(Data records)

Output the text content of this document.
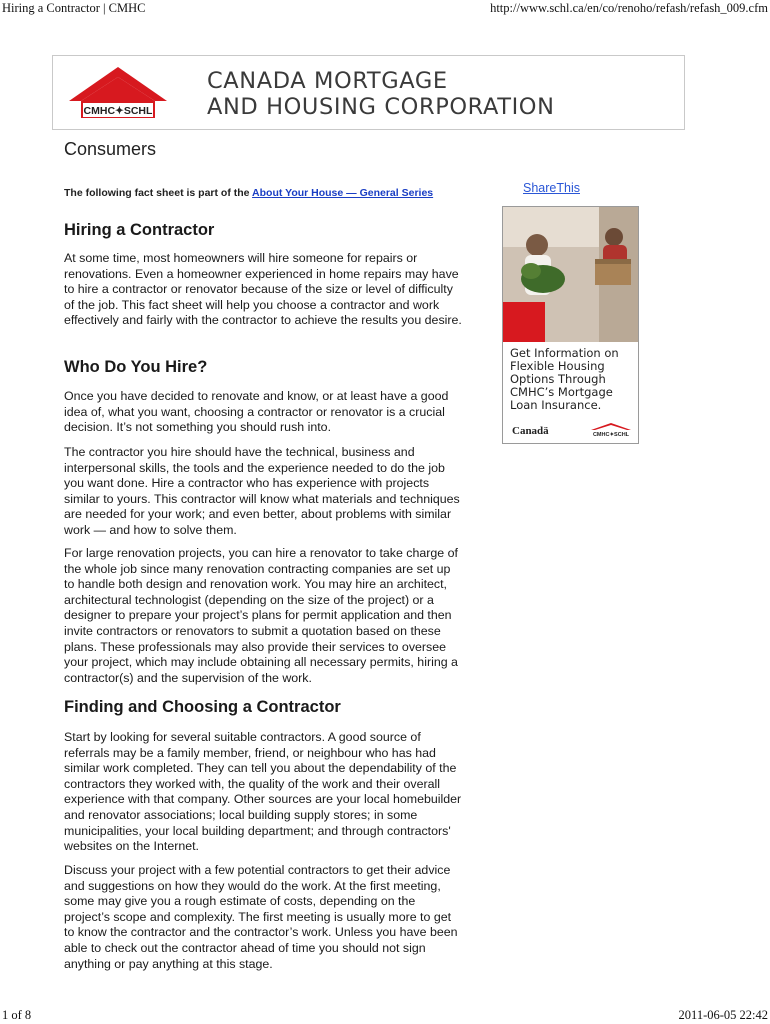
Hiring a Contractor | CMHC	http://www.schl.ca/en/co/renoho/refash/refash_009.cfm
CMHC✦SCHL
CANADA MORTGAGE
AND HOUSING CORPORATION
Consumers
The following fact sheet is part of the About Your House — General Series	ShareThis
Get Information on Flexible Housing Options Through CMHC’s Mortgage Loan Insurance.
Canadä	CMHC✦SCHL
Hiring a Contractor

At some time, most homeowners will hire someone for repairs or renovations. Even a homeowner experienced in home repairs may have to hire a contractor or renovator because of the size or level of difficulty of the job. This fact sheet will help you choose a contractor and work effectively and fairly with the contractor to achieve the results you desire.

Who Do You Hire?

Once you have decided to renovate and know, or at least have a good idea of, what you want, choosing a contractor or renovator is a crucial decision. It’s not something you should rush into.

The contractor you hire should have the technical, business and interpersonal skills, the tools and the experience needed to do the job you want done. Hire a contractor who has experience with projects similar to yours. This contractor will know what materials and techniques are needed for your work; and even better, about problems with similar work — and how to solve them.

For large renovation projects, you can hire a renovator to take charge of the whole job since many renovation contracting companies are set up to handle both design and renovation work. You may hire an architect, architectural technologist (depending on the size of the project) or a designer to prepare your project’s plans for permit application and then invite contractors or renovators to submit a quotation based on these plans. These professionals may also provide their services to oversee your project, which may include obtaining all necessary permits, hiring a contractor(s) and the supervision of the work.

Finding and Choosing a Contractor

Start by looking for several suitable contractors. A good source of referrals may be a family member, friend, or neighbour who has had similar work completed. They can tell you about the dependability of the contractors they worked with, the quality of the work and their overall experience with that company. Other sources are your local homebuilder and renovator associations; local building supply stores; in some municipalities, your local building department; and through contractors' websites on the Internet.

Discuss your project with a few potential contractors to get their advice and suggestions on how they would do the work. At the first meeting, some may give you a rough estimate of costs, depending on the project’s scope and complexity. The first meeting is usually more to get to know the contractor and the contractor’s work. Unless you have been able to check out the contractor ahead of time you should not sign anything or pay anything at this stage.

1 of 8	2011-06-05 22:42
==
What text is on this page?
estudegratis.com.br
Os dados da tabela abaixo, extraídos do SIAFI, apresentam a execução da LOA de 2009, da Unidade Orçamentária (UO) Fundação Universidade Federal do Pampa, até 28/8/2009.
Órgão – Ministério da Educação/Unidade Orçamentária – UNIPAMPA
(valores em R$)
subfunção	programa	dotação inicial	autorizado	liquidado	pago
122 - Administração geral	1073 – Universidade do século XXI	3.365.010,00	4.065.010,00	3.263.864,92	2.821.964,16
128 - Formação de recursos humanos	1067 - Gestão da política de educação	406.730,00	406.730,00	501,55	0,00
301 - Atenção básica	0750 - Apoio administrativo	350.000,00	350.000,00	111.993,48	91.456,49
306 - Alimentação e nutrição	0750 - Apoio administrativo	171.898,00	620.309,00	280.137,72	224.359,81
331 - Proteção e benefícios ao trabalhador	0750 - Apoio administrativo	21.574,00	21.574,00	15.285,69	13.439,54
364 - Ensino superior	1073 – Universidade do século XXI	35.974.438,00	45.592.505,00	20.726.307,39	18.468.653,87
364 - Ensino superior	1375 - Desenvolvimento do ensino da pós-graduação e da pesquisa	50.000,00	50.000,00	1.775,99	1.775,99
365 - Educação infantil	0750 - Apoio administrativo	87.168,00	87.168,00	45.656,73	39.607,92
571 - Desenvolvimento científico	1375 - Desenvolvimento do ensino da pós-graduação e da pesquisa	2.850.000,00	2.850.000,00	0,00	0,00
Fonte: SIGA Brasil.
...
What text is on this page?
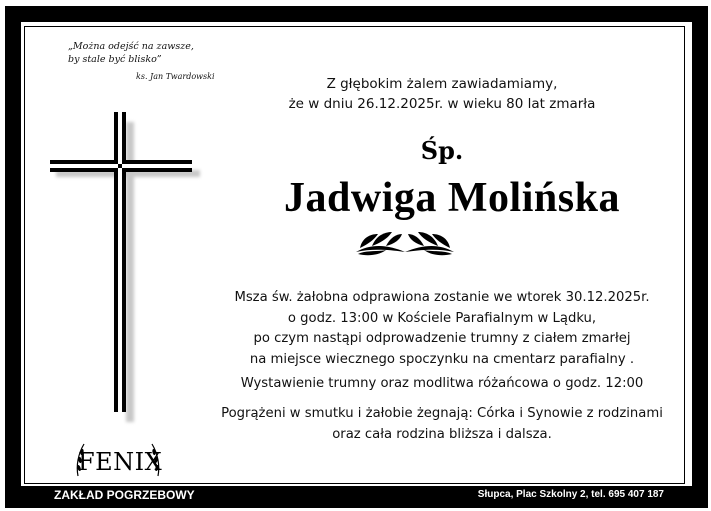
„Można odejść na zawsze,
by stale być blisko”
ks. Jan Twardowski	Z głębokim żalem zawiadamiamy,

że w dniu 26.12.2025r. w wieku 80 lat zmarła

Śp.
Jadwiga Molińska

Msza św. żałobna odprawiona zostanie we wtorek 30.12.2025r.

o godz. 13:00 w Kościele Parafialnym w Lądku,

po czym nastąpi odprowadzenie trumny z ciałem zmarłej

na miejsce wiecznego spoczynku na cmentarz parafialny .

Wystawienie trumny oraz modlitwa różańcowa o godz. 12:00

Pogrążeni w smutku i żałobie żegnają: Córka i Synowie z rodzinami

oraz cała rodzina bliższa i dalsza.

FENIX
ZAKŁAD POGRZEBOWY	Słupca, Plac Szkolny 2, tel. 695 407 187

> _GOAL_:
Pick out each line in the material containing "Orçamentária".

> _EXERCISE RESULT_:
Os dados da tabela abaixo, extraídos do SIAFI, apresentam a execução da LOA de 2009, da Unidade Orçamentária (UO) Fundação Universidade Federal do Pampa, até 28/8/2009.
Órgão – Ministério da Educação/Unidade Orçamentária – UNIPAMPA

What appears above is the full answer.